Collected data entries
— START —
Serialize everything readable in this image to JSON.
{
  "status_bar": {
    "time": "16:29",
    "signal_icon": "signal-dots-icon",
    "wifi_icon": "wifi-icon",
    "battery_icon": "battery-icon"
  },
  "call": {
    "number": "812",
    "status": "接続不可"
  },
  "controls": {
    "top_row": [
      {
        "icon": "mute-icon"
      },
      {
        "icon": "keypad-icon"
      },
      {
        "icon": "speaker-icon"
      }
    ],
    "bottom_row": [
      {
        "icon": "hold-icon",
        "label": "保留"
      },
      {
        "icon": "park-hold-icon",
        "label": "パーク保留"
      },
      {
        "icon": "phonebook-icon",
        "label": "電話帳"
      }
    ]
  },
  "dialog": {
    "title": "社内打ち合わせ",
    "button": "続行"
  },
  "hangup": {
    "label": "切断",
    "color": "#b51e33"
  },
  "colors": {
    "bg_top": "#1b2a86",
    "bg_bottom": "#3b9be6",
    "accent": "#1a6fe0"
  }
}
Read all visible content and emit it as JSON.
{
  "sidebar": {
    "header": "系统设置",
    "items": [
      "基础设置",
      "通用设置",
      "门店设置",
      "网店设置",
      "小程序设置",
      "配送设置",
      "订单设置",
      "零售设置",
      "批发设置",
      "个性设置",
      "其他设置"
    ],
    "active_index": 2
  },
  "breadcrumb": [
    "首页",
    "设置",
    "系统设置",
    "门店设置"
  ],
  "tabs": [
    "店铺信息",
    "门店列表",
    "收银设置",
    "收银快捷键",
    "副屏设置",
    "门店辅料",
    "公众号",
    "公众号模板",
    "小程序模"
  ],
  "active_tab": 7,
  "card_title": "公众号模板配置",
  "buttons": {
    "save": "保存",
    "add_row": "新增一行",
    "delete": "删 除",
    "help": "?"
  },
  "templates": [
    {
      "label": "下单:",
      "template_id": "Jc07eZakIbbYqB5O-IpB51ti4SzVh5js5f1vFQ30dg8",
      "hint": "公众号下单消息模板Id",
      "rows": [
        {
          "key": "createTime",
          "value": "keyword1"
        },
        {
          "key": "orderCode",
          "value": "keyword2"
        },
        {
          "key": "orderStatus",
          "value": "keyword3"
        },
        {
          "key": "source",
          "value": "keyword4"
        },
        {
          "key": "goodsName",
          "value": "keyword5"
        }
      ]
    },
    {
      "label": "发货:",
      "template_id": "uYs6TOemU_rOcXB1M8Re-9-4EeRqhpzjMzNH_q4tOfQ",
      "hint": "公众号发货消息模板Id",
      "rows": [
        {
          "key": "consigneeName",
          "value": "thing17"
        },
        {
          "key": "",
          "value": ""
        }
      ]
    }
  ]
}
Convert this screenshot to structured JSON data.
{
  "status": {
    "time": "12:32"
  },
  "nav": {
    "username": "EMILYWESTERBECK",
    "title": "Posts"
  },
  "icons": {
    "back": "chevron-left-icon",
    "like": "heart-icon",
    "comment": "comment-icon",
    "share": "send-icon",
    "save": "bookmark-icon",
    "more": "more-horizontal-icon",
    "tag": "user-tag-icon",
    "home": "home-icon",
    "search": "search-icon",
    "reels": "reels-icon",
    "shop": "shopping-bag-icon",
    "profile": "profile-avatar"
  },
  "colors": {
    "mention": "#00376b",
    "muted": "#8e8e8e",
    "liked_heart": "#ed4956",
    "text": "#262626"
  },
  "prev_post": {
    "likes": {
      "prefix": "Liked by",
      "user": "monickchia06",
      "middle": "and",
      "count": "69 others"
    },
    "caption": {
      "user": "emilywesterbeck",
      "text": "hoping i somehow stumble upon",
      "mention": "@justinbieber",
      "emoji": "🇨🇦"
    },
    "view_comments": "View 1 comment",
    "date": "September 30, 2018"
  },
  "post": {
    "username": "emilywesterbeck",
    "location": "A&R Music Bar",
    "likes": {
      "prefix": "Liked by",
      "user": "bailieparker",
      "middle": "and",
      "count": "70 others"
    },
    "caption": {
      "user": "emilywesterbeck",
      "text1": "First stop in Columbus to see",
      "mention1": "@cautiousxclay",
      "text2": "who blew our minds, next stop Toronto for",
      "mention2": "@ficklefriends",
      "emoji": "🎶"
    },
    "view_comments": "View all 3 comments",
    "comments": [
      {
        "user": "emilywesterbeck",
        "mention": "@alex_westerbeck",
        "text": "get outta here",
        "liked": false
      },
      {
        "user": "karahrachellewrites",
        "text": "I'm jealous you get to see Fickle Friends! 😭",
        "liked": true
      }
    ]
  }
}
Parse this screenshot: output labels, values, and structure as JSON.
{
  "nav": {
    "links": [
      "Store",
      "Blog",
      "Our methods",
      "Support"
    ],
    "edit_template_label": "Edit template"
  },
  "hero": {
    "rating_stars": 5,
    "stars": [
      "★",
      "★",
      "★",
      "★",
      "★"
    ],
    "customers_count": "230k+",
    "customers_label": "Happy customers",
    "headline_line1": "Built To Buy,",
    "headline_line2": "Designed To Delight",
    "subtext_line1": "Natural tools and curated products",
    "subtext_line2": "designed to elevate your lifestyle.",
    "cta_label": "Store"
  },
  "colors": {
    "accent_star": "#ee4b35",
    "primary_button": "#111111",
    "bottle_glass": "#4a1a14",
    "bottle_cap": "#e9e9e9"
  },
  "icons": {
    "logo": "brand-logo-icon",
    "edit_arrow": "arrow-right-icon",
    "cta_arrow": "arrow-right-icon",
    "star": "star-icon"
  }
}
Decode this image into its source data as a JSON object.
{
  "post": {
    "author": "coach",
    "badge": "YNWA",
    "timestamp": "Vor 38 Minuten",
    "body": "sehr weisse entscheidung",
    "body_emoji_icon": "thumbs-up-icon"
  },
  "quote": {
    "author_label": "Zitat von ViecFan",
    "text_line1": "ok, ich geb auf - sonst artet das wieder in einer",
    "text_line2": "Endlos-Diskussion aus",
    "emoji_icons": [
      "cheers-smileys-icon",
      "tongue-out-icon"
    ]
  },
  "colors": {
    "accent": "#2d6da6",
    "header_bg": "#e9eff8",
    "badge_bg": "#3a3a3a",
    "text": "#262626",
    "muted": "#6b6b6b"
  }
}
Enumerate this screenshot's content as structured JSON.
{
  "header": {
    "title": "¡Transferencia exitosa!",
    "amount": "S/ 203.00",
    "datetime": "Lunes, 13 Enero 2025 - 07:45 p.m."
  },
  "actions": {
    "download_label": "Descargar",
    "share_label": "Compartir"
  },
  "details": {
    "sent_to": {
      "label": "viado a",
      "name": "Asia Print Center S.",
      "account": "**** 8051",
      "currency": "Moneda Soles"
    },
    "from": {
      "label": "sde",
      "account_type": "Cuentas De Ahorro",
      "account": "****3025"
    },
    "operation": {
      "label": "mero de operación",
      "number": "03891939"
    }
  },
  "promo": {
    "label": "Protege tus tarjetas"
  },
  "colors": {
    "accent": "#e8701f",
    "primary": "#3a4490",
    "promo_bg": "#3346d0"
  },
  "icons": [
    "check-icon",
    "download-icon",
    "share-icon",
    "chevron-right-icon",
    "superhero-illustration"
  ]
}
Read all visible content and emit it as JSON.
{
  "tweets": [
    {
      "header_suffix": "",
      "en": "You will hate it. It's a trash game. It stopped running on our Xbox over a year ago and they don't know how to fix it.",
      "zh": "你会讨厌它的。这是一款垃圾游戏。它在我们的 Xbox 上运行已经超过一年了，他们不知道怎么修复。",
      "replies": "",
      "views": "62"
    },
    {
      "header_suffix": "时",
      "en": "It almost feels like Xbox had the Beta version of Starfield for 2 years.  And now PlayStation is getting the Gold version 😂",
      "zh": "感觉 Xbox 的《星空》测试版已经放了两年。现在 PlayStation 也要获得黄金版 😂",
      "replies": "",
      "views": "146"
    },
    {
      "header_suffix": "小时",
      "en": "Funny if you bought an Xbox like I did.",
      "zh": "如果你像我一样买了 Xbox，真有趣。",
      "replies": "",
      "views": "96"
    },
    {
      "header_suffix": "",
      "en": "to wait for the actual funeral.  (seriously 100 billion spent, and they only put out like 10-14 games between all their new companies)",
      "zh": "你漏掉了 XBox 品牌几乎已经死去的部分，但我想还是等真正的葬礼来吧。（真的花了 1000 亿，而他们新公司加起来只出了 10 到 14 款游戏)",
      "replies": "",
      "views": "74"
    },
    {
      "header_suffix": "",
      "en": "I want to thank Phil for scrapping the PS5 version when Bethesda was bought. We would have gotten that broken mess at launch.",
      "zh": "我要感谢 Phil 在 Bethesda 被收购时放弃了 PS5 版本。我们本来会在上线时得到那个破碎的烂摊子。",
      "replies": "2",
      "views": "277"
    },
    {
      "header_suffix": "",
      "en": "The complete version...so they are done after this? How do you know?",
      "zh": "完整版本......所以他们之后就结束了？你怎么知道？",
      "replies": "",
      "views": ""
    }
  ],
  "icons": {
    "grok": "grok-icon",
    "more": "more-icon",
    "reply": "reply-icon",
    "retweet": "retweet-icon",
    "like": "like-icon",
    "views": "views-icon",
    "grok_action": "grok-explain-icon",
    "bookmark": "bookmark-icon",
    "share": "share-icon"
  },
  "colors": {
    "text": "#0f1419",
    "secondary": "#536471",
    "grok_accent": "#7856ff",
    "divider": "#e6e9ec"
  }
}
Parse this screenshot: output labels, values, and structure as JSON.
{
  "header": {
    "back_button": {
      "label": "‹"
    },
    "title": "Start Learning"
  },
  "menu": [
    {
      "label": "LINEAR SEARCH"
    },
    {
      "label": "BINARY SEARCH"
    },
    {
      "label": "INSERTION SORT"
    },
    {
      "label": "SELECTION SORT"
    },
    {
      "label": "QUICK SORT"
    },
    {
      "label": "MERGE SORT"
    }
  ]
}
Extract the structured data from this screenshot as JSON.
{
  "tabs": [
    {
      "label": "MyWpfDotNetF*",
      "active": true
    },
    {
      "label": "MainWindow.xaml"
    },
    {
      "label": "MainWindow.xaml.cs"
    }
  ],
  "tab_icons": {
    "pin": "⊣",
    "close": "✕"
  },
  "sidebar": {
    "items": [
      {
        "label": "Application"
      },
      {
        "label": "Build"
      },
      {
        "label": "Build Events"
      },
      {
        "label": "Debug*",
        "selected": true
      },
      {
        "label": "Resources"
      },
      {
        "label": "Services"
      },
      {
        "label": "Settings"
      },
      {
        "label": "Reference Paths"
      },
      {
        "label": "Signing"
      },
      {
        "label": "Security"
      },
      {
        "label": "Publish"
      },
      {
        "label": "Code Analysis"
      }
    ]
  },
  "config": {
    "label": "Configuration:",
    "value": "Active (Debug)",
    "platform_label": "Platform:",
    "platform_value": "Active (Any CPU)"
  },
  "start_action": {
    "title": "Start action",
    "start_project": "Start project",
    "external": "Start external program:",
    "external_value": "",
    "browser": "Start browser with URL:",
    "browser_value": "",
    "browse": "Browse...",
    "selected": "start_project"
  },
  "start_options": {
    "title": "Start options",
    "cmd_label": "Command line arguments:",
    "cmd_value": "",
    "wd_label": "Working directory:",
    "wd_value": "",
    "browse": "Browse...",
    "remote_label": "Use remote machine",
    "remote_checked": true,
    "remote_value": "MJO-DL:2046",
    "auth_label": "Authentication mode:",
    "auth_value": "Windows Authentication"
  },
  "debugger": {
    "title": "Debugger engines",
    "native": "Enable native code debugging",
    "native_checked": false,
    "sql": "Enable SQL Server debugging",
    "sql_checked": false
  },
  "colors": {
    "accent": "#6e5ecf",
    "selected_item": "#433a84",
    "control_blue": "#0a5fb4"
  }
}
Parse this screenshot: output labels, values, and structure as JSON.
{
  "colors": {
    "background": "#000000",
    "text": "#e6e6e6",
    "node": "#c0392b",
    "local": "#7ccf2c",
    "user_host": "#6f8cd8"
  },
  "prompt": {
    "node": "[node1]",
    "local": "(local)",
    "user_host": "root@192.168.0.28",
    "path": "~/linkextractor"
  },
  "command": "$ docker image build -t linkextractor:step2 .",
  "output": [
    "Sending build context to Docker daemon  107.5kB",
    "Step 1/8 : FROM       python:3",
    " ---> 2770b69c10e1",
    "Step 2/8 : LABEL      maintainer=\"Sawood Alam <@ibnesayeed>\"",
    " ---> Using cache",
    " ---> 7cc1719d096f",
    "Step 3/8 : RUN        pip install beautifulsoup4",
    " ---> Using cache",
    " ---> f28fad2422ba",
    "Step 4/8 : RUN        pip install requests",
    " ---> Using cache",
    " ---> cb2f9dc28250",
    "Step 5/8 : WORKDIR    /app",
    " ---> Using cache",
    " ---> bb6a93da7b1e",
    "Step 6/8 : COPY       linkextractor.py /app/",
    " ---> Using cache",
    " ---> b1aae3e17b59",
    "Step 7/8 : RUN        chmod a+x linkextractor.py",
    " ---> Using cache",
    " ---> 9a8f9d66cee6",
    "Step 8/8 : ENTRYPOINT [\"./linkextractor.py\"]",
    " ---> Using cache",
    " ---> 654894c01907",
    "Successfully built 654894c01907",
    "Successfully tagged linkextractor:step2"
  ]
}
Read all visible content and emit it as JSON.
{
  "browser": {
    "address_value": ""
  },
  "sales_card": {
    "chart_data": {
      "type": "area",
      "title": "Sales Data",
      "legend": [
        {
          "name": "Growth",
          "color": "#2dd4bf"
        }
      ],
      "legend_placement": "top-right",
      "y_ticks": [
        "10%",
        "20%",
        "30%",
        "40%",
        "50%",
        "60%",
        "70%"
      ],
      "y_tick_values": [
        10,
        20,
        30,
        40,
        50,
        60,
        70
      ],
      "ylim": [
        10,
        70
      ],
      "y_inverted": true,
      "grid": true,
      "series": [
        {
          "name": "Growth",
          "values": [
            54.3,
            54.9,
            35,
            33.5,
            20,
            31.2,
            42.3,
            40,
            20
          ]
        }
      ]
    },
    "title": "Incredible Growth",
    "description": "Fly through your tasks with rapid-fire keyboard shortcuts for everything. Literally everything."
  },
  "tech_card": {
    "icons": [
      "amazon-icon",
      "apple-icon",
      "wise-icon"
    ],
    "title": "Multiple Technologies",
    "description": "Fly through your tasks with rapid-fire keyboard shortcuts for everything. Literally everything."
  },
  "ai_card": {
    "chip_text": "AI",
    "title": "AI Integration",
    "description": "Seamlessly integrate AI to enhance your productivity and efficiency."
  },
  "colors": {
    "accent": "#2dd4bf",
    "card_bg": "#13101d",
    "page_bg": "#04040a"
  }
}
— END —
◆ Short task ◆
Display every line of the listing that contains the string "Phil".

◆ Exercise result ◆
      "en": "I want to thank Phil for scrapping the PS5 version when Bethesda was bought. We would have gotten that broken mess at launch.",
      "zh": "我要感谢 Phil 在 Bethesda 被收购时放弃了 PS5 版本。我们本来会在上线时得到那个破碎的烂摊子。",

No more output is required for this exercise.